Selected excerpt:
☆ ☆ ☆

"We are concerned about the number of people who were injured when police dispersed protesters in Istanbul's Gezi Park," U.S. State Department spokeswoman Jen Psaki said Saturday. "We believe that Turkey's long-term stability, security and prosperity is best guaranteed by upholding the fundamental freedoms of expression, assembly and association, which is what it seems these individuals were doing."
Hey, State Department, remember when the US "dispersed protesters" from parks and squares around the country, crushing the Occupy movement?
"Citizens have the right to dissent with the authorities, and there's no need to use public force to silence that dissension," [UN special rapporteur on the protection of free expression Frank La Rue] said.
"One of the principles is proportionality," La Rue said. "The use of police force is legitimate to maintain public order — but there has to be a danger of real harm, a clear and present danger. And second, there has to be a proportionality of the force employed to prevent a real danger."
Occupy encampments across the country have been forcibly removed by police in full riot gear, and some protesters have been badly injured as a result of aggressive police tactics.

☆ ☆ ☆

[Raw records]
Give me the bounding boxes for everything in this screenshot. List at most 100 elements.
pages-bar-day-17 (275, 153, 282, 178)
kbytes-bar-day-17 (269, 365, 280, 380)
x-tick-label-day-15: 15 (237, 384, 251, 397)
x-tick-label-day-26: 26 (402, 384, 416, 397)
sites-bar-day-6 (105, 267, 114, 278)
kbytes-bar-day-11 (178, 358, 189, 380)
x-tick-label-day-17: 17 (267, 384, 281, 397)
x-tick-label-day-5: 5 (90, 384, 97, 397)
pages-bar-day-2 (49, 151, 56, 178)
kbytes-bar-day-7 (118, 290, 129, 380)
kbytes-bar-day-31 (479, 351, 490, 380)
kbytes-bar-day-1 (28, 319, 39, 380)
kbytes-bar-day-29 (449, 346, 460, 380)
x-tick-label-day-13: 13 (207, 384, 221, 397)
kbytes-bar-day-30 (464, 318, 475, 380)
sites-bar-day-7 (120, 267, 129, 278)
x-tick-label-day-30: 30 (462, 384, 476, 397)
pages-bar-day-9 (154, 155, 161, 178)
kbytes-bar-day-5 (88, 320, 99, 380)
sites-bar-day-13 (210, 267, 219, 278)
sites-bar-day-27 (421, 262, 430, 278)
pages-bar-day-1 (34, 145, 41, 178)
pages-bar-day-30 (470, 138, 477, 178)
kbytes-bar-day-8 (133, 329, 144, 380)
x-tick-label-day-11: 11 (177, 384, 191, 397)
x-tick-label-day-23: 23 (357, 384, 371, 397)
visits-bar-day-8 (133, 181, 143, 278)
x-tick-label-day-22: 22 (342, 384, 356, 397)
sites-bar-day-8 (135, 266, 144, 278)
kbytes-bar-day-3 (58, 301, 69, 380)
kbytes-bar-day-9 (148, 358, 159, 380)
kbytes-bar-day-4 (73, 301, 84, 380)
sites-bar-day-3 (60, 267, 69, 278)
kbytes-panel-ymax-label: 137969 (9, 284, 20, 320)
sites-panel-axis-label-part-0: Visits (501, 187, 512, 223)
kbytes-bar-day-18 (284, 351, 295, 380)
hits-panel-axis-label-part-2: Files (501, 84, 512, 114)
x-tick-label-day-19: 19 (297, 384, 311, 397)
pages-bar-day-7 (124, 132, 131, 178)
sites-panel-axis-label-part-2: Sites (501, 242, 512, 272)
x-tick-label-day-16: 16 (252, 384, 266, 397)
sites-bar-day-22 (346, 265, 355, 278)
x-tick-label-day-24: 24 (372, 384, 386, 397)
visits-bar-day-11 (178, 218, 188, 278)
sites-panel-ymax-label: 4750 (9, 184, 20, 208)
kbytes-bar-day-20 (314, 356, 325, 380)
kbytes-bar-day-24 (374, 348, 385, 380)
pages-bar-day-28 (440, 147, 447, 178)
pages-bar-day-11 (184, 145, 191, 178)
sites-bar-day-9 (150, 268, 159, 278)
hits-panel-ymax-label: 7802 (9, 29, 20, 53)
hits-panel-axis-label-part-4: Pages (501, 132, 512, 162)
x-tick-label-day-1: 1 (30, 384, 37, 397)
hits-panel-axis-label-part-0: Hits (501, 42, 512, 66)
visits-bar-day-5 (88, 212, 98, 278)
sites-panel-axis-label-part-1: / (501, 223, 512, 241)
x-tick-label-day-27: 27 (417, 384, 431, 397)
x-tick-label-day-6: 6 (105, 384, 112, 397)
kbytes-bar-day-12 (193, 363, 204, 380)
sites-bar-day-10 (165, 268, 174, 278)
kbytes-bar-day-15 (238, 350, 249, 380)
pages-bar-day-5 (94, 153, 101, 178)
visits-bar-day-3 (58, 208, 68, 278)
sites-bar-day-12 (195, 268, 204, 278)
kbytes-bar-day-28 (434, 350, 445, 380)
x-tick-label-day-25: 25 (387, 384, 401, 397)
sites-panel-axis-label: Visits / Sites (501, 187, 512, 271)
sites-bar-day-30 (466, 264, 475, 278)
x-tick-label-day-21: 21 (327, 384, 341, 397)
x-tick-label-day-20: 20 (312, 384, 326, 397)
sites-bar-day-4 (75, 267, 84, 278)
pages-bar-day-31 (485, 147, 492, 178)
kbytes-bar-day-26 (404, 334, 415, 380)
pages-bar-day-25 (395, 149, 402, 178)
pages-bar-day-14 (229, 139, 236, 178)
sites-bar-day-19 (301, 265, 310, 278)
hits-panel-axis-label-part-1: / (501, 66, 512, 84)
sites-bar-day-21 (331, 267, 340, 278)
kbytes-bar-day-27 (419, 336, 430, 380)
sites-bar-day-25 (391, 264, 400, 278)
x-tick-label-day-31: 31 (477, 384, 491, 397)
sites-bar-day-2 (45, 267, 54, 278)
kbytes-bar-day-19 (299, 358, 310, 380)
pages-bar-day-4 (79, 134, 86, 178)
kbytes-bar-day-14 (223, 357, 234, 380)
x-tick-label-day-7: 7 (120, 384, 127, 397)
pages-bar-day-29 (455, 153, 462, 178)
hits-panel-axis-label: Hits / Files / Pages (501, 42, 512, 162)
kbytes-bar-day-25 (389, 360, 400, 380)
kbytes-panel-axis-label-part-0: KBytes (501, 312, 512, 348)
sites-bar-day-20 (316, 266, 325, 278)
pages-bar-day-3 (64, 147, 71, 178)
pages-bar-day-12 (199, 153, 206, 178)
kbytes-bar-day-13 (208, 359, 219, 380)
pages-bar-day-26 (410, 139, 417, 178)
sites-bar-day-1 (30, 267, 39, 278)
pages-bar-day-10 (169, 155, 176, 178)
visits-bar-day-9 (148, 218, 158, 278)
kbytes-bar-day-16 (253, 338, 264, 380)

☆ ☆ ☆

Task A: Reproduce word for word the part of the passage on the Gezi Park protests that opens with the words "Occupy encampments across" and closes with "aggressive police tactics.".
Task B: In the passage on the Gezi Park protests, which principle does La Rue name when he speaks of "one of the principles"?
Task C: Write what comes next in the passage on the Gezi Park protests, starting after its final sentence.

Expected output A:
Occupy encampments across the country have been forcibly removed by police in full riot gear, and some protesters have been badly injured as a result of aggressive police tactics.

Expected output B: Proportionality.

Expected output C:
New York police staged a night raid on the original Occupy Wall Street encampment in mid-November, evicting sleeping demonstrators and confiscating vast amounts of property.
The Oakland Police Department fired tear gas, smoke grenades and bean-bag rounds at demonstrators there in late October, seriously injuring one Iraq War veteran at the Occupy site.
Earlier this week, Philadelphia and Los Angeles police stormed the encampments in their cities in the middle of the night, evicting and arresting hundreds of protesters.
Protesters at University of California, Davis were pepper sprayed by a campus police officer in November while participating in a sit-in, and in September an officer in New York pepper sprayed protesters who were legally standing on the sidewalk.
Yeah, that was fun.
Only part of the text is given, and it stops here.